(Collected data)
━━━━

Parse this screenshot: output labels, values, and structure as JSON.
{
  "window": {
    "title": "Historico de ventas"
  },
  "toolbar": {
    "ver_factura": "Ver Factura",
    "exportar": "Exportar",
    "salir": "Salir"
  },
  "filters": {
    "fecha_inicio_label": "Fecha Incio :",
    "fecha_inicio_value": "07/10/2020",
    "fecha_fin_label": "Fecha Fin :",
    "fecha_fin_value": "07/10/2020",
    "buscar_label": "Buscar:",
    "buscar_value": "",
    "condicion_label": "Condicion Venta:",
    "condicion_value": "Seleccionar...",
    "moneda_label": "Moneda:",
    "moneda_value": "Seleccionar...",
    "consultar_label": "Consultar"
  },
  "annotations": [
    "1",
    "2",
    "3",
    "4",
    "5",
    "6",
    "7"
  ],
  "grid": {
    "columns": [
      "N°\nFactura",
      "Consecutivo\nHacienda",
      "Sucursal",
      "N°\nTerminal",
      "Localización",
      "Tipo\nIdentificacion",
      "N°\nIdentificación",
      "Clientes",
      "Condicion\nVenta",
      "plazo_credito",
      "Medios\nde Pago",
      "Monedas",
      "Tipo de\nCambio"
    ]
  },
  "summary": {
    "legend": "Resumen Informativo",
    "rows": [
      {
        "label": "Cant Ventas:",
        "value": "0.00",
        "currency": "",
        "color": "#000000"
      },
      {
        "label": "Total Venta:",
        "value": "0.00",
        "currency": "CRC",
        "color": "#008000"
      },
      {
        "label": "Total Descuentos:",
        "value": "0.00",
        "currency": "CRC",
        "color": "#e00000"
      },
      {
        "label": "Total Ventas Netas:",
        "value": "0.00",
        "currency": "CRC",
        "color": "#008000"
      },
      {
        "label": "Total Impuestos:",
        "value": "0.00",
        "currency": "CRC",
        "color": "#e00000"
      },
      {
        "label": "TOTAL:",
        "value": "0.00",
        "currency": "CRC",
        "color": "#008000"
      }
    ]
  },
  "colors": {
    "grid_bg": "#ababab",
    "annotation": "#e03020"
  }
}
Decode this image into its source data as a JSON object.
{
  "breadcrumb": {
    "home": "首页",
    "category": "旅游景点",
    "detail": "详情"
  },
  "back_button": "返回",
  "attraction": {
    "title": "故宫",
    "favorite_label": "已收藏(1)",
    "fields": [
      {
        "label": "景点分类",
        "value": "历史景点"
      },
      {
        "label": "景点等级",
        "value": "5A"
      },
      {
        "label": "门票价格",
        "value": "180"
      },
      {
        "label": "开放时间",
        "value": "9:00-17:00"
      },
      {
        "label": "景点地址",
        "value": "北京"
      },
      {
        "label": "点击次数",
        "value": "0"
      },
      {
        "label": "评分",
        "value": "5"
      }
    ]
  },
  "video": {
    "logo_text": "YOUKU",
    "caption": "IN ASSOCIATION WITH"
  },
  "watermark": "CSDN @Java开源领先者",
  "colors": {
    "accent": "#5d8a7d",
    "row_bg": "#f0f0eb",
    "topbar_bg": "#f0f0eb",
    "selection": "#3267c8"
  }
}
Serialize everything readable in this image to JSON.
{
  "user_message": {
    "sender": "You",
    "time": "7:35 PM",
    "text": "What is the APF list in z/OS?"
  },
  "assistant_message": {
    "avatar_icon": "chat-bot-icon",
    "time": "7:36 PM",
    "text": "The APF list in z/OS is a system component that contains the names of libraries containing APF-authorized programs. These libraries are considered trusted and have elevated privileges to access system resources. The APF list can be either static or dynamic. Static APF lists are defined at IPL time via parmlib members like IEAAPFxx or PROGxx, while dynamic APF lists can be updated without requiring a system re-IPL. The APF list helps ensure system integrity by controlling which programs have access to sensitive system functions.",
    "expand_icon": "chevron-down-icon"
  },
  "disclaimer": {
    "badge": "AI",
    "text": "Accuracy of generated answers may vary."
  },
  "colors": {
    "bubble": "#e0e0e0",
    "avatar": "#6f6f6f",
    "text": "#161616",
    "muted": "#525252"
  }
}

━━━━

- Task requirements
Repeat, without changes, every line from the one that contains "Serialize everything readable" through the final line of the data.

- Complete answer
Serialize everything readable in this image to JSON.
{
  "user_message": {
    "sender": "You",
    "time": "7:35 PM",
    "text": "What is the APF list in z/OS?"
  },
  "assistant_message": {
    "avatar_icon": "chat-bot-icon",
    "time": "7:36 PM",
    "text": "The APF list in z/OS is a system component that contains the names of libraries containing APF-authorized programs. These libraries are considered trusted and have elevated privileges to access system resources. The APF list can be either static or dynamic. Static APF lists are defined at IPL time via parmlib members like IEAAPFxx or PROGxx, while dynamic APF lists can be updated without requiring a system re-IPL. The APF list helps ensure system integrity by controlling which programs have access to sensitive system functions.",
    "expand_icon": "chevron-down-icon"
  },
  "disclaimer": {
    "badge": "AI",
    "text": "Accuracy of generated answers may vary."
  },
  "colors": {
    "bubble": "#e0e0e0",
    "avatar": "#6f6f6f",
    "text": "#161616",
    "muted": "#525252"
  }
}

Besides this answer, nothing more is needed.